*Data for the task*
_ _ _ _ _

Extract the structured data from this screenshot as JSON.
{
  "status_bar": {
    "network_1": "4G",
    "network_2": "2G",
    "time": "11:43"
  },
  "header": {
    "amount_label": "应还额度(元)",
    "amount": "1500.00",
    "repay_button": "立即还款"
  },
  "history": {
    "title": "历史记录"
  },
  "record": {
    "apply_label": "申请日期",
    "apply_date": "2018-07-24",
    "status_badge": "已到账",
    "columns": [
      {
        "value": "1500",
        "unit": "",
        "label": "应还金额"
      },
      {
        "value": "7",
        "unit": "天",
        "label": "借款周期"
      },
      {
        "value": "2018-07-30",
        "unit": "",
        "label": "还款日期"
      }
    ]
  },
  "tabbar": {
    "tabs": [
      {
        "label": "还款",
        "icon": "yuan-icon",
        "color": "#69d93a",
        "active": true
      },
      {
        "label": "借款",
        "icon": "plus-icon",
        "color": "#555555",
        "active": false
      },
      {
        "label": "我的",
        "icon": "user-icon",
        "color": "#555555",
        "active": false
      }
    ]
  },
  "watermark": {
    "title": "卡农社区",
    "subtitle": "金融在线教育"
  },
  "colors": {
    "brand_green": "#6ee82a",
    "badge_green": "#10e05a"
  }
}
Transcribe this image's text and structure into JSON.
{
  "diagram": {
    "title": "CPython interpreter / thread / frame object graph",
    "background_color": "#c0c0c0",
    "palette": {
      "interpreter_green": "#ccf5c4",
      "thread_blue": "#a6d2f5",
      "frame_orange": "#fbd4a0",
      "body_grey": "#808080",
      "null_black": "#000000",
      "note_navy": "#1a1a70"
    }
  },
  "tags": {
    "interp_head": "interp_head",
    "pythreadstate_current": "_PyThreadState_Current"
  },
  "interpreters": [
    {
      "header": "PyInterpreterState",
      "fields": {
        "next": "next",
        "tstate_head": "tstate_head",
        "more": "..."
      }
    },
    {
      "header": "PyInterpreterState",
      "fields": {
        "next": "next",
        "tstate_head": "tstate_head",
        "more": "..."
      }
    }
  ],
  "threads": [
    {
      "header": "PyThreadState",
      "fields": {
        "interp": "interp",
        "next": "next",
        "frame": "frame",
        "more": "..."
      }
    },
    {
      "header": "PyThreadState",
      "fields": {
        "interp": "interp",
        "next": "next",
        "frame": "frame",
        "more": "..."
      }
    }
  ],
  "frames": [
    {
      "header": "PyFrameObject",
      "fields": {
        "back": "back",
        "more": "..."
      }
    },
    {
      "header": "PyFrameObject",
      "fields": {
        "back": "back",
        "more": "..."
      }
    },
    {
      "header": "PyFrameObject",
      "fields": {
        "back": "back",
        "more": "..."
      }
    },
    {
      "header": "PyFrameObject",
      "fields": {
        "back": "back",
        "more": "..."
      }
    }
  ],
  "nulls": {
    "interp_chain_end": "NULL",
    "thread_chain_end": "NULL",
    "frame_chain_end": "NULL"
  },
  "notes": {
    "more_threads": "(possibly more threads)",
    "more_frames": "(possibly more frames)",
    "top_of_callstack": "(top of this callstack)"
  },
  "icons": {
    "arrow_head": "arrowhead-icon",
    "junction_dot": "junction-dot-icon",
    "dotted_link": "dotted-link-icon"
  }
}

_ _ _ _ _

*Task objective*
Copy every record exactly, with nothing added or dropped.

*Worked answer*
Extract the structured data from this screenshot as JSON.
{
  "status_bar": {
    "network_1": "4G",
    "network_2": "2G",
    "time": "11:43"
  },
  "header": {
    "amount_label": "应还额度(元)",
    "amount": "1500.00",
    "repay_button": "立即还款"
  },
  "history": {
    "title": "历史记录"
  },
  "record": {
    "apply_label": "申请日期",
    "apply_date": "2018-07-24",
    "status_badge": "已到账",
    "columns": [
      {
        "value": "1500",
        "unit": "",
        "label": "应还金额"
      },
      {
        "value": "7",
        "unit": "天",
        "label": "借款周期"
      },
      {
        "value": "2018-07-30",
        "unit": "",
        "label": "还款日期"
      }
    ]
  },
  "tabbar": {
    "tabs": [
      {
        "label": "还款",
        "icon": "yuan-icon",
        "color": "#69d93a",
        "active": true
      },
      {
        "label": "借款",
        "icon": "plus-icon",
        "color": "#555555",
        "active": false
      },
      {
        "label": "我的",
        "icon": "user-icon",
        "color": "#555555",
        "active": false
      }
    ]
  },
  "watermark": {
    "title": "卡农社区",
    "subtitle": "金融在线教育"
  },
  "colors": {
    "brand_green": "#6ee82a",
    "badge_green": "#10e05a"
  }
}
Transcribe this image's text and structure into JSON.
{
  "diagram": {
    "title": "CPython interpreter / thread / frame object graph",
    "background_color": "#c0c0c0",
    "palette": {
      "interpreter_green": "#ccf5c4",
      "thread_blue": "#a6d2f5",
      "frame_orange": "#fbd4a0",
      "body_grey": "#808080",
      "null_black": "#000000",
      "note_navy": "#1a1a70"
    }
  },
  "tags": {
    "interp_head": "interp_head",
    "pythreadstate_current": "_PyThreadState_Current"
  },
  "interpreters": [
    {
      "header": "PyInterpreterState",
      "fields": {
        "next": "next",
        "tstate_head": "tstate_head",
        "more": "..."
      }
    },
    {
      "header": "PyInterpreterState",
      "fields": {
        "next": "next",
        "tstate_head": "tstate_head",
        "more": "..."
      }
    }
  ],
  "threads": [
    {
      "header": "PyThreadState",
      "fields": {
        "interp": "interp",
        "next": "next",
        "frame": "frame",
        "more": "..."
      }
    },
    {
      "header": "PyThreadState",
      "fields": {
        "interp": "interp",
        "next": "next",
        "frame": "frame",
        "more": "..."
      }
    }
  ],
  "frames": [
    {
      "header": "PyFrameObject",
      "fields": {
        "back": "back",
        "more": "..."
      }
    },
    {
      "header": "PyFrameObject",
      "fields": {
        "back": "back",
        "more": "..."
      }
    },
    {
      "header": "PyFrameObject",
      "fields": {
        "back": "back",
        "more": "..."
      }
    },
    {
      "header": "PyFrameObject",
      "fields": {
        "back": "back",
        "more": "..."
      }
    }
  ],
  "nulls": {
    "interp_chain_end": "NULL",
    "thread_chain_end": "NULL",
    "frame_chain_end": "NULL"
  },
  "notes": {
    "more_threads": "(possibly more threads)",
    "more_frames": "(possibly more frames)",
    "top_of_callstack": "(top of this callstack)"
  },
  "icons": {
    "arrow_head": "arrowhead-icon",
    "junction_dot": "junction-dot-icon",
    "dotted_link": "dotted-link-icon"
  }
}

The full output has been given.